#### DOCUMENT EXTRACT
• • • • •

When you store data in Parquet and ORC format, you can also optimize by sorting data. If your data is sorted on frequently filtered columns, the Redshift Spectrum scanner considers the minimum and maximum indexes and skips reading entire row groups. This feature is available for Parquet, and support for ORC is coming.

4. Partition files on frequently filtered columns

If data is partitioned by one or more filtered columns, Redshift Spectrum can take advantage of partition pruning and skip scanning of unneeded partitions and files. A common practice is to partition the data based on time. When you’re deciding on the optimal partition columns, consider the following:

  • Columns that are used as common filters are good candidates.
  • Multilevel partitioning is encouraged if you frequently use more than one predicate. As an example, you can partition based on both SHIPDATE and STORE.
  • Excessively granular partitioning adds time for retrieving partition information. However, it can help in partition pruning and reduce the amount of data scanned from S3. Still, you might want to avoid using a partitioning schema that creates tens of millions of partitions. For example, using second-level granularity might be overkill.
  • Actual performance varies depending on query pattern, number of files in a partition, number of qualified partitions, and so on.
  • Measure and avoid data skew on partitioning columns.

• • • • •

#### MATERIAL PROVIDED
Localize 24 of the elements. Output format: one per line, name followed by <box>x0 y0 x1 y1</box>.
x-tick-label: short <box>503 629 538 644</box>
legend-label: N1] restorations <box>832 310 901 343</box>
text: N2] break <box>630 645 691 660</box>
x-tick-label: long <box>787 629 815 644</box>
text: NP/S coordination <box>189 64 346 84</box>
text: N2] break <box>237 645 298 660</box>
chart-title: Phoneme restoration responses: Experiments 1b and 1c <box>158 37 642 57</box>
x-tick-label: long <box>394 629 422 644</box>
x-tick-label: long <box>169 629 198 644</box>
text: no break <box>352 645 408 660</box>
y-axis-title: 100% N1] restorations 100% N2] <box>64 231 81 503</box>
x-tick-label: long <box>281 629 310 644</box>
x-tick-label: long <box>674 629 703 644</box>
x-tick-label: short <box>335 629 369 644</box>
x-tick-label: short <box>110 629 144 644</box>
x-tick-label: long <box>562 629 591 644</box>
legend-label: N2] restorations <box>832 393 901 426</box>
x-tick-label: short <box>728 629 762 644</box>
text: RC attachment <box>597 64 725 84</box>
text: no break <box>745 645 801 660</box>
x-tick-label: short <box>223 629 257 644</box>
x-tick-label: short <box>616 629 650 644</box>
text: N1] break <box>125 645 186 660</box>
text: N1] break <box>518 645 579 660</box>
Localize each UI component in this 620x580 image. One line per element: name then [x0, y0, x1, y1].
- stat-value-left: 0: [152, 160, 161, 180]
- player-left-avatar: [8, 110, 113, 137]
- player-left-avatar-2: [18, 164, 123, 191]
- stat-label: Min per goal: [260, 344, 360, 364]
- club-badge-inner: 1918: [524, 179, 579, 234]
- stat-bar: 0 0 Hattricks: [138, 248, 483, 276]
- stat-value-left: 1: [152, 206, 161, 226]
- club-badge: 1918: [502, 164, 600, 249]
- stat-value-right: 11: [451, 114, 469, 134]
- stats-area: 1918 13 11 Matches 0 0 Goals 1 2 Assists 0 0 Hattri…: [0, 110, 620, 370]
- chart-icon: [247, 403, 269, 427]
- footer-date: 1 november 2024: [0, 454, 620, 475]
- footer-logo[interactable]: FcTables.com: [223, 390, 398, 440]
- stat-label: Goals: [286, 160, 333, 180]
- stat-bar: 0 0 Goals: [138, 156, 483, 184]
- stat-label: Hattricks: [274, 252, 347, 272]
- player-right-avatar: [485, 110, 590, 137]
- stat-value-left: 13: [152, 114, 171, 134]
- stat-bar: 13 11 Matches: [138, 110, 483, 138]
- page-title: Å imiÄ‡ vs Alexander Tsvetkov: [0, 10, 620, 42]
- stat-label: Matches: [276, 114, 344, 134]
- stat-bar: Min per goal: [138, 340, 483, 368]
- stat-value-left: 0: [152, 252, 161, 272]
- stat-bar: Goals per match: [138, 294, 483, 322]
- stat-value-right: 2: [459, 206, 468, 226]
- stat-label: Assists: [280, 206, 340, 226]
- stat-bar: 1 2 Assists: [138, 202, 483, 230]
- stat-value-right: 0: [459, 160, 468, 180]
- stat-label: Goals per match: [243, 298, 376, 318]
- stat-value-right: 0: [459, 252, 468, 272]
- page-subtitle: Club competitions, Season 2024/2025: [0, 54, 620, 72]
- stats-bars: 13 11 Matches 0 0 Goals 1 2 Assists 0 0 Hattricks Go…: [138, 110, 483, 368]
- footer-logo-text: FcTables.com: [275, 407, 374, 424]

• • • • •

#### TASK
Continue the Redshift Spectrum tuning text above, starting after its final bullet about data skew on partitioning columns.

#### OUTPUT
  • Redshift Spectrum supports DATE type in Parquet now. Take advantage of this and use DATE type for fast filtering or partition pruning.

Scanning a partitioned external table can be significantly faster and cheaper than a nonpartitioned external table. To illustrate the powerful benefits of partition pruning, you should consider creating two external tables: One table is not partitioned, and the other is partitioned at the day level.

How do you know if partition pruning is effective? You can use the following SQL to analyze the effectiveness of partition pruning. If the query touches only a few partitions, you can verify if everything behaves as expected.

SELECT   query, 
         segment, 
         Max(total_partitions)     AS total_partitions, 
         Max(qualified_partitions) AS qualified_partitions 
FROM     svl_s3partition 
WHERE    query=<query-id> 
GROUP BY 1, 2;

You can see that the more restrictive the S3 predicate (on the partitioning column), the more pronounced the effect of partition pruning, and the better the Redshift Spectrum query performance. Amazon Redshift employs both static and dynamic partition pruning for external tables. Query 1 employs static partition pruning—that is, the predicate is placed on the partitioning column l_shipdate. We encourage you to explore another example of a query that uses a join with a small-dimension table (say, Nation or Region) and a filter on a column from the dimension table. Doing this can help you study the effect of dynamic partition pruning.

Best practices for cluster configuration

Here are some recommendations for configuring your Amazon Redshift clusters for optimal performance in Redshift Spectrum.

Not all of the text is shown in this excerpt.